**What you have to do**
In the entries that follow, count each line containing "尊敬的周靖" and state the total, nothing more.

Stored data:

──────────────────────────────

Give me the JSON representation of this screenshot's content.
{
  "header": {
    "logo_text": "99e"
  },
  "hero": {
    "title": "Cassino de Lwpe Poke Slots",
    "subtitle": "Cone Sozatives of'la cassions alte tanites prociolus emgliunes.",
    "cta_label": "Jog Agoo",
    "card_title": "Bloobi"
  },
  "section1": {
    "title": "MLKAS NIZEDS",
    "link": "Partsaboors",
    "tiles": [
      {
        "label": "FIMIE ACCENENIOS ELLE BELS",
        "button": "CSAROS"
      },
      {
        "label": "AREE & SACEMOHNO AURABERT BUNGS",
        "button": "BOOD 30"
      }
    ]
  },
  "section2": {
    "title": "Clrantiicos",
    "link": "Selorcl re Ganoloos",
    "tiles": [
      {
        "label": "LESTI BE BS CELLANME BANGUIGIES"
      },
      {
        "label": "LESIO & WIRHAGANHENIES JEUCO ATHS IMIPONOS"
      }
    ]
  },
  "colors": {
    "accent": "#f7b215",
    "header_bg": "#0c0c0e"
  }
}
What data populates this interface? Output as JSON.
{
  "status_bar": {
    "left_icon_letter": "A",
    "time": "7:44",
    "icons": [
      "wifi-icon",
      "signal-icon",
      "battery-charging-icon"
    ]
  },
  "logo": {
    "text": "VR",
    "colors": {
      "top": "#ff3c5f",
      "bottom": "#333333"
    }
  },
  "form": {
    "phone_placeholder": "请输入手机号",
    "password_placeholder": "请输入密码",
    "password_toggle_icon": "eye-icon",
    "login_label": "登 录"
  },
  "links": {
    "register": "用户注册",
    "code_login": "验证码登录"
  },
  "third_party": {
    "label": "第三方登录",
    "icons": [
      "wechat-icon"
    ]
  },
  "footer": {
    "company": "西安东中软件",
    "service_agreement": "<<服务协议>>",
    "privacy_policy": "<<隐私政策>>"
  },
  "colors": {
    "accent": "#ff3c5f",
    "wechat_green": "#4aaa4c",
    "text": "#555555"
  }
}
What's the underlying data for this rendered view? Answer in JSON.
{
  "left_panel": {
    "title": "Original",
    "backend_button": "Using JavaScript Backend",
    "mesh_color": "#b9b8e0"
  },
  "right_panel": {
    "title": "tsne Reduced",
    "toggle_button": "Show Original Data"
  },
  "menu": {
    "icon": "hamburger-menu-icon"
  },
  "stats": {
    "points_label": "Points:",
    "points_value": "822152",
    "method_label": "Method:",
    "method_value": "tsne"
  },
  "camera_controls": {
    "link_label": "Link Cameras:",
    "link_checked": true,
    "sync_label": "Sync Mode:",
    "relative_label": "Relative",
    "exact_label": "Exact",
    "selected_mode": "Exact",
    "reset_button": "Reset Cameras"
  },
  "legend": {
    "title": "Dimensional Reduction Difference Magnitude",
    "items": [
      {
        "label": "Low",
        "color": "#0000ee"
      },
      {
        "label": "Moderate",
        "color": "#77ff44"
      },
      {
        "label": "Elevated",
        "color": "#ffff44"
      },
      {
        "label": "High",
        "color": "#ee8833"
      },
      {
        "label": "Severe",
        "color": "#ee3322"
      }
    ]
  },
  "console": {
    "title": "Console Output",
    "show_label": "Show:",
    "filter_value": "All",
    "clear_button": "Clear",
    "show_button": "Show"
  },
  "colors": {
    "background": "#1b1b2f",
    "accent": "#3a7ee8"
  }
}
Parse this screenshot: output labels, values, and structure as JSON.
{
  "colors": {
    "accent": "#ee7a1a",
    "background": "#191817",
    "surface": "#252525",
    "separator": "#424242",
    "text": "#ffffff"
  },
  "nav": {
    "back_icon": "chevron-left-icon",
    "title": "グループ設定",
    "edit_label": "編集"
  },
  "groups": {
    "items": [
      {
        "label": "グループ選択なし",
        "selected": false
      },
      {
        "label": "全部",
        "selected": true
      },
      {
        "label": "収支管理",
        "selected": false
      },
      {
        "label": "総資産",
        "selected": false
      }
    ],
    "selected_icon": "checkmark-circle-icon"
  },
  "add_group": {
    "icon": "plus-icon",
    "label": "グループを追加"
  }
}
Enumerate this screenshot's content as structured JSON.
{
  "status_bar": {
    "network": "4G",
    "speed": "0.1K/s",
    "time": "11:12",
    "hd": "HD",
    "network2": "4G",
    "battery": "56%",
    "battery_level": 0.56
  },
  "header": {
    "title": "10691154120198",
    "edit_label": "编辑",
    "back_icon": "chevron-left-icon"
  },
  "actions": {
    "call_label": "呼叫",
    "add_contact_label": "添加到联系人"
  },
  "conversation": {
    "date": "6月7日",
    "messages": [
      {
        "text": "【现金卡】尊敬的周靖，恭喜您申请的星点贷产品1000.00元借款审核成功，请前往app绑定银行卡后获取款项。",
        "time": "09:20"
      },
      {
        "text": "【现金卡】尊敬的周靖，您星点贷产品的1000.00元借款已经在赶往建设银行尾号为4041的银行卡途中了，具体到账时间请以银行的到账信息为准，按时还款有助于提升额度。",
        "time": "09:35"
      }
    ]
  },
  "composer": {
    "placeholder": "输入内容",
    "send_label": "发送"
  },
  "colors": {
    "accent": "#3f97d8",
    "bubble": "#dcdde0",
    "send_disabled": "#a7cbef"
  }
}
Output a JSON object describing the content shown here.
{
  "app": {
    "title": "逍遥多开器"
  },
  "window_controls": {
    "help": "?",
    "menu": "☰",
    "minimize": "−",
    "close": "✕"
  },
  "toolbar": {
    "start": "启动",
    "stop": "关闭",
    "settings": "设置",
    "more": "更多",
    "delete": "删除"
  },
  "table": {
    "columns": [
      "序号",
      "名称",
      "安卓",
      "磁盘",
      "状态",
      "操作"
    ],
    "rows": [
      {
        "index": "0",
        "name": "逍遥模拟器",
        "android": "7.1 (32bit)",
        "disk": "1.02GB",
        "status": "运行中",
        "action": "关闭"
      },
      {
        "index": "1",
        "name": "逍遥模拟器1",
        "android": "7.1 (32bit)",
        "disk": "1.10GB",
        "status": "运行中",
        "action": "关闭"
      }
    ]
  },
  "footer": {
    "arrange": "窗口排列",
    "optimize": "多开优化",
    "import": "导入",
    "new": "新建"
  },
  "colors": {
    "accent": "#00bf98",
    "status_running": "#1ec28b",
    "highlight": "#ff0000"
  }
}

──────────────────────────────

**Result for this exercise**
2